State the number of lines in these records that include the word "title", and add nothing to it.

Dataset excerpts:
# # #

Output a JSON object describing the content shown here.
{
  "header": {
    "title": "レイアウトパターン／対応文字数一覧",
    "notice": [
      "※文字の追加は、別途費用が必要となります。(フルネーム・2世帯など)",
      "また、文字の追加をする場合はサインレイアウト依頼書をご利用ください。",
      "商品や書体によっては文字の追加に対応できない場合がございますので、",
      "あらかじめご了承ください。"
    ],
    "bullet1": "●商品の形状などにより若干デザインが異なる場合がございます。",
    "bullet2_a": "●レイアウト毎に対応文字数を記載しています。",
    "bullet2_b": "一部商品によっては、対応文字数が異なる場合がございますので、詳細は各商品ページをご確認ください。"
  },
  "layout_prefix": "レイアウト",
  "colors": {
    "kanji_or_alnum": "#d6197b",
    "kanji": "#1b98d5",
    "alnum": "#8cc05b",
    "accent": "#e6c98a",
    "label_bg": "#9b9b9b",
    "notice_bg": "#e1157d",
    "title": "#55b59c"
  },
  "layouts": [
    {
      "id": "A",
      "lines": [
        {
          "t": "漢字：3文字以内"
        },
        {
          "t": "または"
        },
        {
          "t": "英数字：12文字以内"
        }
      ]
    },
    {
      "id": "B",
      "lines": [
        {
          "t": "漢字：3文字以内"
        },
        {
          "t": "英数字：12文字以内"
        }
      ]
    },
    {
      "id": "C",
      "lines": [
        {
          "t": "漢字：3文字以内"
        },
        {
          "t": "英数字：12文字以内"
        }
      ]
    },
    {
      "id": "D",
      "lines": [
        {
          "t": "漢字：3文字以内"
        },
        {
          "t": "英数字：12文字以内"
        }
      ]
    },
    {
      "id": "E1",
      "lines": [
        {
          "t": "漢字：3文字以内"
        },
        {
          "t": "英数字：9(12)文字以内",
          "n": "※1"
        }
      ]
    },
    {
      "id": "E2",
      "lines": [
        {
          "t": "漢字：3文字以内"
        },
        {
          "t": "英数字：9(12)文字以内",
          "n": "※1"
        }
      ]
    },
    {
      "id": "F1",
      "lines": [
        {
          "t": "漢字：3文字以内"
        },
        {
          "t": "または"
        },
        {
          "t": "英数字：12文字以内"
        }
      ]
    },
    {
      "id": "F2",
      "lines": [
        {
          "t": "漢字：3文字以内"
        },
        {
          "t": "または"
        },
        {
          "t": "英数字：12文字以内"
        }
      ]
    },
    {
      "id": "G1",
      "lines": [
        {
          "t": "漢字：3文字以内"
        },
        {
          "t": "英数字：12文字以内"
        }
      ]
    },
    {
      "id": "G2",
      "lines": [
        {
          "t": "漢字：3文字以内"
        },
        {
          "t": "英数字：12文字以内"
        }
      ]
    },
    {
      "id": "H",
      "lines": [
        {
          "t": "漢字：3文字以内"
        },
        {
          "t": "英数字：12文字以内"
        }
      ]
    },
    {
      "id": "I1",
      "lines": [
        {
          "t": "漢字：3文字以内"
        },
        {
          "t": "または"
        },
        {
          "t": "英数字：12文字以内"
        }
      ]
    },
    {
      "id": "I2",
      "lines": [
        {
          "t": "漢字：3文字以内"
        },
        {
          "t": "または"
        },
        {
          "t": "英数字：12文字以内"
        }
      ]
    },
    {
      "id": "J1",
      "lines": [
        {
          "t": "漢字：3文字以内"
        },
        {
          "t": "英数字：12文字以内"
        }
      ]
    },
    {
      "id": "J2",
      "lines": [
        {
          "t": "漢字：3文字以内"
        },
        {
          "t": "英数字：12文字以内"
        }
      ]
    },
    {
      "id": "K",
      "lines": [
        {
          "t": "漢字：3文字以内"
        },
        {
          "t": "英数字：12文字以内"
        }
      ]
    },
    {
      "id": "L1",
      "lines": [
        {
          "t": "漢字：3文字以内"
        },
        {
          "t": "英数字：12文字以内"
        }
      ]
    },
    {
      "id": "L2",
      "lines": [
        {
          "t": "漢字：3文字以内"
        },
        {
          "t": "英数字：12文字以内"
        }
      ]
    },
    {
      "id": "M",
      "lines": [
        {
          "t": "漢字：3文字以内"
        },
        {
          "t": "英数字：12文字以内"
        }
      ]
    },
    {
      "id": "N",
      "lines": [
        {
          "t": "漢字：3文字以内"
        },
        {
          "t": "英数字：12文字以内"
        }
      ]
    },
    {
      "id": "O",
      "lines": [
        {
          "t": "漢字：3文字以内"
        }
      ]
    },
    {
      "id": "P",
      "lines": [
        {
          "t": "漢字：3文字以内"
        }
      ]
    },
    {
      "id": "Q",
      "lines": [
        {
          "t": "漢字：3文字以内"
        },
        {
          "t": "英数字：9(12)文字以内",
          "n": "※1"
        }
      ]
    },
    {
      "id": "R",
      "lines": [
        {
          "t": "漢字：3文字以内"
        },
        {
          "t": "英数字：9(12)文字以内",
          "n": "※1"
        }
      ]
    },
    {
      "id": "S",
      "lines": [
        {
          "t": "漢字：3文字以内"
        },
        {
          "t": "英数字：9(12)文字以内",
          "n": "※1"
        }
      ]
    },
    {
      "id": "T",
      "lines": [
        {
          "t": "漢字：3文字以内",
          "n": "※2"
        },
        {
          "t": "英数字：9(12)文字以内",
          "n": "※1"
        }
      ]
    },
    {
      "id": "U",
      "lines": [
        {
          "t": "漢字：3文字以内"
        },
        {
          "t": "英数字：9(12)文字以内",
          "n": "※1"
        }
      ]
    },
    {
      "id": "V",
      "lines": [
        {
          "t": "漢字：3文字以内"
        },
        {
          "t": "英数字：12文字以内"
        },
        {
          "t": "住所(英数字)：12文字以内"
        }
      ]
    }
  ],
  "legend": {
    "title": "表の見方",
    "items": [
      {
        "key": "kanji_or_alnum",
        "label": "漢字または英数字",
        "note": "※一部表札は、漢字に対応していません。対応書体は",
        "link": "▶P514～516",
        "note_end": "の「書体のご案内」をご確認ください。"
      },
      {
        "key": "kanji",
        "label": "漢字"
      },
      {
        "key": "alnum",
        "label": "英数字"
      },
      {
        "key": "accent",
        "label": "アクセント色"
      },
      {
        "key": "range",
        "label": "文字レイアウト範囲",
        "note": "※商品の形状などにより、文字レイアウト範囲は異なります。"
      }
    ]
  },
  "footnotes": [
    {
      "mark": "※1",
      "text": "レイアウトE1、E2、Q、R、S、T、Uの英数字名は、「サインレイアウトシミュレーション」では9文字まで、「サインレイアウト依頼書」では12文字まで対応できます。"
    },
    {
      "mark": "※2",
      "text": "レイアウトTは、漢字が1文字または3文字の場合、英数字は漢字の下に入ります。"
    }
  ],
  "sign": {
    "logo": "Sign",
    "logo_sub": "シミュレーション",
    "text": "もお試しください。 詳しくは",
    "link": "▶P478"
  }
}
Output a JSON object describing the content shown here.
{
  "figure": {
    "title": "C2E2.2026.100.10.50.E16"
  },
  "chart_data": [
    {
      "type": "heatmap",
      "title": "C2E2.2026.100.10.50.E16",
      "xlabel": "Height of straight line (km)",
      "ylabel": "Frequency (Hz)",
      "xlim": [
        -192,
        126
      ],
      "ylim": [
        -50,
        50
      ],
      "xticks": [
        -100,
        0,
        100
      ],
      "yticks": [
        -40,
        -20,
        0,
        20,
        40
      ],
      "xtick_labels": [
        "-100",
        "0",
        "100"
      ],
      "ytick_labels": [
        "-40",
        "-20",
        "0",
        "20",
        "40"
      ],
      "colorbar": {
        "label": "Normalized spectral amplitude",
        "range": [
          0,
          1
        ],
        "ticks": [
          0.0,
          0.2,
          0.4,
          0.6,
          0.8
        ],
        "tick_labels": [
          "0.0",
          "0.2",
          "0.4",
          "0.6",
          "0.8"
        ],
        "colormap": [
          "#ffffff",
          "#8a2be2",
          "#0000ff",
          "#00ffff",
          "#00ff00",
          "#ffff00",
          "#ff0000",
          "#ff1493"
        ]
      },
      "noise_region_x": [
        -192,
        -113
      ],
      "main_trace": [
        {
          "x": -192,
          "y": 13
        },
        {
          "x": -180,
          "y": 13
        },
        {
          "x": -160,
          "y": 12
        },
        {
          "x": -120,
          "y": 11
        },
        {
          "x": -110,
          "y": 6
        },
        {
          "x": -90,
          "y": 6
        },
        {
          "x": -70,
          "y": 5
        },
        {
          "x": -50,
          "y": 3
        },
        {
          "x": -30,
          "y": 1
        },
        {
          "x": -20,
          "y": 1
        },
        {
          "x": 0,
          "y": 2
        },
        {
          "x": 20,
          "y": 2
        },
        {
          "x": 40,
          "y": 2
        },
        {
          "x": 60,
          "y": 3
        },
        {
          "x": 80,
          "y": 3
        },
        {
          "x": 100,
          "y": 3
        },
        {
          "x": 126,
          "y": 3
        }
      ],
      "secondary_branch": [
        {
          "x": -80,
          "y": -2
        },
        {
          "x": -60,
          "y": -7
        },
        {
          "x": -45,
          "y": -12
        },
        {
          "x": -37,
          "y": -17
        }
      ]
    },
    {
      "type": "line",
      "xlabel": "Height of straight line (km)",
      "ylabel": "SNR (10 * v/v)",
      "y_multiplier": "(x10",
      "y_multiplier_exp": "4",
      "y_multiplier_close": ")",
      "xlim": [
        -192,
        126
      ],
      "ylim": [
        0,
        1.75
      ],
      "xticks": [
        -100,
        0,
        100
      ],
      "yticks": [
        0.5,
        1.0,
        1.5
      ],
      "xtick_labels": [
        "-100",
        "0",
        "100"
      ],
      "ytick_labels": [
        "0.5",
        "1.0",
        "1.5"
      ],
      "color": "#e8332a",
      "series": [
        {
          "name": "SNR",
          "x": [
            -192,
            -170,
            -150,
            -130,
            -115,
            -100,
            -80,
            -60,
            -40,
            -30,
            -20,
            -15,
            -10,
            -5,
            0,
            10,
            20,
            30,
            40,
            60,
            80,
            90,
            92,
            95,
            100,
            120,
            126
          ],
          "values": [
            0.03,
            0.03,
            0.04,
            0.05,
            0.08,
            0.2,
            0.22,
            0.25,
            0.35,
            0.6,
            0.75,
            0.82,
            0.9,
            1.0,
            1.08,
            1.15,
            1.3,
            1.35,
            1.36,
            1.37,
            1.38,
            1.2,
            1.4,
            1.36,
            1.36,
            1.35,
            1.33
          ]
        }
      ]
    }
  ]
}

# # #

Answer in full:
5